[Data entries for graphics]
-- Begin --

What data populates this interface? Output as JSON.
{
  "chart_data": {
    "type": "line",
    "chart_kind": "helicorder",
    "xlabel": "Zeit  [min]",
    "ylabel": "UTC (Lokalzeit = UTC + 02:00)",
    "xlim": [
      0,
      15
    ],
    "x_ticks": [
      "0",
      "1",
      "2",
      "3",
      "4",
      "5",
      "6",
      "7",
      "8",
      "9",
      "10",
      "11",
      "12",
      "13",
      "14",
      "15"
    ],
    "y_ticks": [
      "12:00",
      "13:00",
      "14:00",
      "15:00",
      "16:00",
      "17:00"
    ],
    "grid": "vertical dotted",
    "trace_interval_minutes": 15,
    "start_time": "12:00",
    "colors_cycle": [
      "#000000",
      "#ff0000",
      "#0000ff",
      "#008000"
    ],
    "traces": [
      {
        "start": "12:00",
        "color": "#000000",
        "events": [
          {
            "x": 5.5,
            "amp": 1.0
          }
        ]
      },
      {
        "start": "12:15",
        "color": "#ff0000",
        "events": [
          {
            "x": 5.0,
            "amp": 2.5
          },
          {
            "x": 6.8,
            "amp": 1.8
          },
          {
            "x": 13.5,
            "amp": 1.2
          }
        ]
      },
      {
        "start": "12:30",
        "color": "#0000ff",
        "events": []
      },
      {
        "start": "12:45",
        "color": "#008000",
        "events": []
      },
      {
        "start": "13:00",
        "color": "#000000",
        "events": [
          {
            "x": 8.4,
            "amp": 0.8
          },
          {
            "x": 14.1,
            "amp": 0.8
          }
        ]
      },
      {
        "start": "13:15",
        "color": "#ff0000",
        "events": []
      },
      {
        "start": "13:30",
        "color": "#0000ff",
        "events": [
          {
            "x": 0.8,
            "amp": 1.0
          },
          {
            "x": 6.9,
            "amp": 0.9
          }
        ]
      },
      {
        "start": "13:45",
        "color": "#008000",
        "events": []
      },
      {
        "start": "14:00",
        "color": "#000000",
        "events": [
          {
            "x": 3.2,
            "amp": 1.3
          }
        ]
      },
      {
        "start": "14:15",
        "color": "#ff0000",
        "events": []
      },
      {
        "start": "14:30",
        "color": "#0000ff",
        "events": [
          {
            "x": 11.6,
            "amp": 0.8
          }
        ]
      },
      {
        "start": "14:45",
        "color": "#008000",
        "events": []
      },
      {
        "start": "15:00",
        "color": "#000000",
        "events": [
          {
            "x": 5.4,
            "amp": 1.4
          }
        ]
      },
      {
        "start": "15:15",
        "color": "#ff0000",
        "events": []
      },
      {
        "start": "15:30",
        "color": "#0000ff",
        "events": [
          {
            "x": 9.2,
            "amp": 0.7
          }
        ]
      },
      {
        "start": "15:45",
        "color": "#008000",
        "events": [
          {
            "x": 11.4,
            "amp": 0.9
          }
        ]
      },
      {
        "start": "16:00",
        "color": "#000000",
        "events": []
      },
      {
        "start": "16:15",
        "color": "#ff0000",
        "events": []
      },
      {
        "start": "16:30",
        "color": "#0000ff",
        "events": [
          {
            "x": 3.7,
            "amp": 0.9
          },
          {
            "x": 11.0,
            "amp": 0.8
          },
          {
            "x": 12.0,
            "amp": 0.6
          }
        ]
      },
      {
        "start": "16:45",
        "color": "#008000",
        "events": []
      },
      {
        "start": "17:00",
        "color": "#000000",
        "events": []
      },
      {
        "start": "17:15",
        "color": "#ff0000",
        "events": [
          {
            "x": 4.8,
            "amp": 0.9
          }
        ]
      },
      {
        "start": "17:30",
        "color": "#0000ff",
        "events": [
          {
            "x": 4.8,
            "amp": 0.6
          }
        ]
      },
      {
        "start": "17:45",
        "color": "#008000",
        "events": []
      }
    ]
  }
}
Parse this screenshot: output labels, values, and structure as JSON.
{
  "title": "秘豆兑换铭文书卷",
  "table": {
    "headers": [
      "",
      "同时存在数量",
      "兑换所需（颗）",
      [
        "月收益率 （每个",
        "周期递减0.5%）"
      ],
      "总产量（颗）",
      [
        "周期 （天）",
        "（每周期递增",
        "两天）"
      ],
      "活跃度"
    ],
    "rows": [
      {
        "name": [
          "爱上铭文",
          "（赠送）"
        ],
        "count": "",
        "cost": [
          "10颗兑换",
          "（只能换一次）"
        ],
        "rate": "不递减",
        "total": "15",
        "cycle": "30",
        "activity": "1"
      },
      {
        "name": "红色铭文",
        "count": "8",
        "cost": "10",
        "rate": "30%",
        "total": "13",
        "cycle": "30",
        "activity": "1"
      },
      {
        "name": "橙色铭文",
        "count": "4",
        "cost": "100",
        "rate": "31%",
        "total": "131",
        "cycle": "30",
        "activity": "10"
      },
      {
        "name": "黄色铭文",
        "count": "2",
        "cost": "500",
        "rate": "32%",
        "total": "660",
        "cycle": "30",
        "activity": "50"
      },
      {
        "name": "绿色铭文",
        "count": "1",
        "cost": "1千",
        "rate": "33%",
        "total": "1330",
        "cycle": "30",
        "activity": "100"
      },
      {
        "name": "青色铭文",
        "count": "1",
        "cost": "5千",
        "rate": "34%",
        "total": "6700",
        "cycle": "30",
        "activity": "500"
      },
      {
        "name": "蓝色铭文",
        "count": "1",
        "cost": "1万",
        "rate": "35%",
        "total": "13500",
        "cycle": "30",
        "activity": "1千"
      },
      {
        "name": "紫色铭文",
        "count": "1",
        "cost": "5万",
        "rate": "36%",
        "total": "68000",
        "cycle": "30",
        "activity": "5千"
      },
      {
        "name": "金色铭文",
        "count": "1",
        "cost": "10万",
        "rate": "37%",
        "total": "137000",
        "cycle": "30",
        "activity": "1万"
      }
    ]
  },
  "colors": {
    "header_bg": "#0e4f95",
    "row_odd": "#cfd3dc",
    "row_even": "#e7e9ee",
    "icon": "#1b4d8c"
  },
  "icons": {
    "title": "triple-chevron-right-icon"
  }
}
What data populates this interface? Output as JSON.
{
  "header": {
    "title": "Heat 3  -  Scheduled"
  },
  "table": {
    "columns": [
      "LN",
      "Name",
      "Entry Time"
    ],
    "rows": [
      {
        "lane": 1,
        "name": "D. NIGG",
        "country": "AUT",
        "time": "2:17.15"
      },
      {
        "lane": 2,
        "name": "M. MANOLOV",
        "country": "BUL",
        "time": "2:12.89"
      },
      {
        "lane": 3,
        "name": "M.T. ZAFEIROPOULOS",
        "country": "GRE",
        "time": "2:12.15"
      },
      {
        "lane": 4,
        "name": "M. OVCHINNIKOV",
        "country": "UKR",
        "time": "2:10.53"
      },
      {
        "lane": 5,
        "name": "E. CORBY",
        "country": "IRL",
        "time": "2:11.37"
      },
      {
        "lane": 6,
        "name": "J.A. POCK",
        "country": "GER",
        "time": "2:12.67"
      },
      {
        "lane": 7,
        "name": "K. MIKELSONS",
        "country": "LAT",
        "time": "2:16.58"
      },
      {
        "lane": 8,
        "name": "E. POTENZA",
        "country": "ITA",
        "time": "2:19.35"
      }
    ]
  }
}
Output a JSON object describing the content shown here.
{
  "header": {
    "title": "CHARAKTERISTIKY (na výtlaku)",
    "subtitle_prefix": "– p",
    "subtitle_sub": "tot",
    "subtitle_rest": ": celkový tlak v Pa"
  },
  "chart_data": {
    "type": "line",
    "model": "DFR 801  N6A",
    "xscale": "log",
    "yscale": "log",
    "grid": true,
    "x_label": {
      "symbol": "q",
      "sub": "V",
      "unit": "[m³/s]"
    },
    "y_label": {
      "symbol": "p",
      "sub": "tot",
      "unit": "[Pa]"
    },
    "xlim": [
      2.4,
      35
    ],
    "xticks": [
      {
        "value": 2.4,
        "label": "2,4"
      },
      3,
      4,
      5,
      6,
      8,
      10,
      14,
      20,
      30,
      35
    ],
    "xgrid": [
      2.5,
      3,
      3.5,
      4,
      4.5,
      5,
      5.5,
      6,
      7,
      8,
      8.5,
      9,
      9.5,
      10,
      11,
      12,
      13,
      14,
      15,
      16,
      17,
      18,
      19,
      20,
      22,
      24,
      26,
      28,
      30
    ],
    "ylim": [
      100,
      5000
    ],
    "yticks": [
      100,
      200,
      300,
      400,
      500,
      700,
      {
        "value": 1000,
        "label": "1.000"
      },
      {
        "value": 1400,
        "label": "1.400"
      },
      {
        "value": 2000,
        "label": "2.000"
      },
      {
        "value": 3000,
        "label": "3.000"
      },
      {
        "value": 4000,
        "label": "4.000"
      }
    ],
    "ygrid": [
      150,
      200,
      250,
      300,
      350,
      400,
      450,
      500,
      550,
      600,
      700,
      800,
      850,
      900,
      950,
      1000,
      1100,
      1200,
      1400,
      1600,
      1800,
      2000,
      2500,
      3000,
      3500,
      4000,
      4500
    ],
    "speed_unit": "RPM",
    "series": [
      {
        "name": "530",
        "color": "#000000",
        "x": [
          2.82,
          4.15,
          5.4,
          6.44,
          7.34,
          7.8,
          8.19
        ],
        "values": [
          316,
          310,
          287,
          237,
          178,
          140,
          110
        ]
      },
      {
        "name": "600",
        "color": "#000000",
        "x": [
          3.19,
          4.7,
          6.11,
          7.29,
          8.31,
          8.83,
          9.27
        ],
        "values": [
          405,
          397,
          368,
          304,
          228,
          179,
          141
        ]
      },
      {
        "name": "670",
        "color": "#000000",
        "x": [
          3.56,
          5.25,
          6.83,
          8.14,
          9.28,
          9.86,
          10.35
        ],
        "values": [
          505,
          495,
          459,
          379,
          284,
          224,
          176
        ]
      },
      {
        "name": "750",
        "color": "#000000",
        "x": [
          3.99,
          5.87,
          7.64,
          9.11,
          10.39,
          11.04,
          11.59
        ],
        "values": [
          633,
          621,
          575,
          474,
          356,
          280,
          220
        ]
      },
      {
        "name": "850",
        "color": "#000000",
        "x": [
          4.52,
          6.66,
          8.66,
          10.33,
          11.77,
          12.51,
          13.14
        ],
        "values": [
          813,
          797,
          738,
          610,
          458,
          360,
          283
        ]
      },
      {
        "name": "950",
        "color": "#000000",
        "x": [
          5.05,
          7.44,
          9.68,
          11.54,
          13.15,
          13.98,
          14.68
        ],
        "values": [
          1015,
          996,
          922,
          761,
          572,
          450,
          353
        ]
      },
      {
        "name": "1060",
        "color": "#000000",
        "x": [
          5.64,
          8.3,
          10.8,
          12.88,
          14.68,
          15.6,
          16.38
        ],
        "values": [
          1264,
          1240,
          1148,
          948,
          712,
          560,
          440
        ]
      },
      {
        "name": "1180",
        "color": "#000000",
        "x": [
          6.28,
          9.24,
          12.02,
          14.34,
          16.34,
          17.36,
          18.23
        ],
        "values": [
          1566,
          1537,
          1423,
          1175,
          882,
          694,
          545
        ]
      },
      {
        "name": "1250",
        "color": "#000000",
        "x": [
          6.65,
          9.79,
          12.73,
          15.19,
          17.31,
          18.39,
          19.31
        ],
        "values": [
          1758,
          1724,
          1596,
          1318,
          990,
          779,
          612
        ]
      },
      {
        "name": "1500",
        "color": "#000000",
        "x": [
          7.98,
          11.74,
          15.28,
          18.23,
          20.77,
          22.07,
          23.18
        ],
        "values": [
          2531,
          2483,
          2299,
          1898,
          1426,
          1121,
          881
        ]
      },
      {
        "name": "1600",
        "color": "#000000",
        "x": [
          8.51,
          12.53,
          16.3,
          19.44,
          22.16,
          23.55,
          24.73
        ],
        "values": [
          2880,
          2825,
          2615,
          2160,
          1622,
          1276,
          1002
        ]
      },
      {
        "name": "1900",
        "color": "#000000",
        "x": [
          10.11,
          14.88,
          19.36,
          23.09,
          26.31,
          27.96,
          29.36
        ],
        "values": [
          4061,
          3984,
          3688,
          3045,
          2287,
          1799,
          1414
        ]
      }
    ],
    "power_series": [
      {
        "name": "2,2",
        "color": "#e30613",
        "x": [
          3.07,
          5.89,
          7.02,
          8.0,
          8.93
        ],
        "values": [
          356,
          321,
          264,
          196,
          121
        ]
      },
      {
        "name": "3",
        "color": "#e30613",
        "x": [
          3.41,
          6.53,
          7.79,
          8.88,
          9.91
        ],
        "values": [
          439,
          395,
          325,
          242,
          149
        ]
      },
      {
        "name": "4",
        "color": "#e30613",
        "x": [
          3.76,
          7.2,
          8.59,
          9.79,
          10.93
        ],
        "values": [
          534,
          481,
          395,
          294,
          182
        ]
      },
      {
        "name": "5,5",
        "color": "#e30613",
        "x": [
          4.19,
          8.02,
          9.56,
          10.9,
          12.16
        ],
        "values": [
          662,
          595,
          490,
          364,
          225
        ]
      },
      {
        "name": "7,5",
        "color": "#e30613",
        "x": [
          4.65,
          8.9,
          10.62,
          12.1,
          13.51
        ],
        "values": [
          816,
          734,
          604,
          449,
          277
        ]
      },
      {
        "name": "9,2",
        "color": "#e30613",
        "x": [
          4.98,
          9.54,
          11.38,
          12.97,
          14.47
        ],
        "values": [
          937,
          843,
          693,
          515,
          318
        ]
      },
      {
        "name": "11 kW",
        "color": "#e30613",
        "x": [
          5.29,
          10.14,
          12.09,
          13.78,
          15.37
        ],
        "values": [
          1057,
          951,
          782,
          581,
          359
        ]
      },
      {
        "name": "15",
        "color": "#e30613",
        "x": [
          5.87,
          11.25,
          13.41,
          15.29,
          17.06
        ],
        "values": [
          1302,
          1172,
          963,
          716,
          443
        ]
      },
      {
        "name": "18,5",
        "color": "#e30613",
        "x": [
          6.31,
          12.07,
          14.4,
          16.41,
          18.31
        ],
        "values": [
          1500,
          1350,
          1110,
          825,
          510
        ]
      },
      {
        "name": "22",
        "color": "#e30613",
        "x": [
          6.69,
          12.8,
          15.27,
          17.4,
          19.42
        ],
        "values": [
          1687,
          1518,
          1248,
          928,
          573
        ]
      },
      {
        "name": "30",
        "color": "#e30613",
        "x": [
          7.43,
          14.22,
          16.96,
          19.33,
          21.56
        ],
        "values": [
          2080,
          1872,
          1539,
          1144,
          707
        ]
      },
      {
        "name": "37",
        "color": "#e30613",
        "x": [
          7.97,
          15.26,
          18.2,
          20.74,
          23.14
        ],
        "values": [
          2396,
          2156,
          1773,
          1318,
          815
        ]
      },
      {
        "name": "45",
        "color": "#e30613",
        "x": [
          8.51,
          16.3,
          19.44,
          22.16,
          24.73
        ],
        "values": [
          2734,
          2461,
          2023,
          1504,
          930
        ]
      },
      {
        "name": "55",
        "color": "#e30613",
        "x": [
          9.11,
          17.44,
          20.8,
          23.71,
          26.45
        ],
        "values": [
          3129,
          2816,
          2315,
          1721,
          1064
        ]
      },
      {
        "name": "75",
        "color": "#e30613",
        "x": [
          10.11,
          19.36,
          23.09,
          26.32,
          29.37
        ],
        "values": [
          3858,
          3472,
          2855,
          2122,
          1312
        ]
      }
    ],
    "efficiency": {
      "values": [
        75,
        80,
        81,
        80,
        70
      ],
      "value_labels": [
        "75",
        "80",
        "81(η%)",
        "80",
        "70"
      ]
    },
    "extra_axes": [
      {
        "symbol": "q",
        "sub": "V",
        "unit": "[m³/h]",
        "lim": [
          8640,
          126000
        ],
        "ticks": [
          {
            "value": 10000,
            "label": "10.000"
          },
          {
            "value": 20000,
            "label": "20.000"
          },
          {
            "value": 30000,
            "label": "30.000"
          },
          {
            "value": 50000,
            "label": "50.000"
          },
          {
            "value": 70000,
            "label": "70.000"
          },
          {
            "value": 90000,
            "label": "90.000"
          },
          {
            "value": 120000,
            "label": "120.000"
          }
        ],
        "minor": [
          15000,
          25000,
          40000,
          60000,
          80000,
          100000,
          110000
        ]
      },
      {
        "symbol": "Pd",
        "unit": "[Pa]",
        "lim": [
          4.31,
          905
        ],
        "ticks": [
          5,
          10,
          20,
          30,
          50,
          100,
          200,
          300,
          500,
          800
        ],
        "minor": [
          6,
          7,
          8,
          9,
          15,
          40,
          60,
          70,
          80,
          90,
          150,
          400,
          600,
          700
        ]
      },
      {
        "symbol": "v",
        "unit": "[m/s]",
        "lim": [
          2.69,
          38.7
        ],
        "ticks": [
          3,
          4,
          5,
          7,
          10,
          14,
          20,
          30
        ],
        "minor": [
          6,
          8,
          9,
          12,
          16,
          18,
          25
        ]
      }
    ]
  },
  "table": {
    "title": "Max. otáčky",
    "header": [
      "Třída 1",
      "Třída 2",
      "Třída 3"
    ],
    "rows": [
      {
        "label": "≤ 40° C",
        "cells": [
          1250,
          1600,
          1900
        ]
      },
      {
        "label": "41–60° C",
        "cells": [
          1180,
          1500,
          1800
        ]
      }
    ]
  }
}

-- End --

** What the exercise asks **
Pick out every line of the listing containing the word "rate", and show those lines.

** Task answer **
        "rate": "不递减",
        "rate": "30%",
        "rate": "31%",
        "rate": "32%",
        "rate": "33%",
        "rate": "34%",
        "rate": "35%",
        "rate": "36%",
        "rate": "37%",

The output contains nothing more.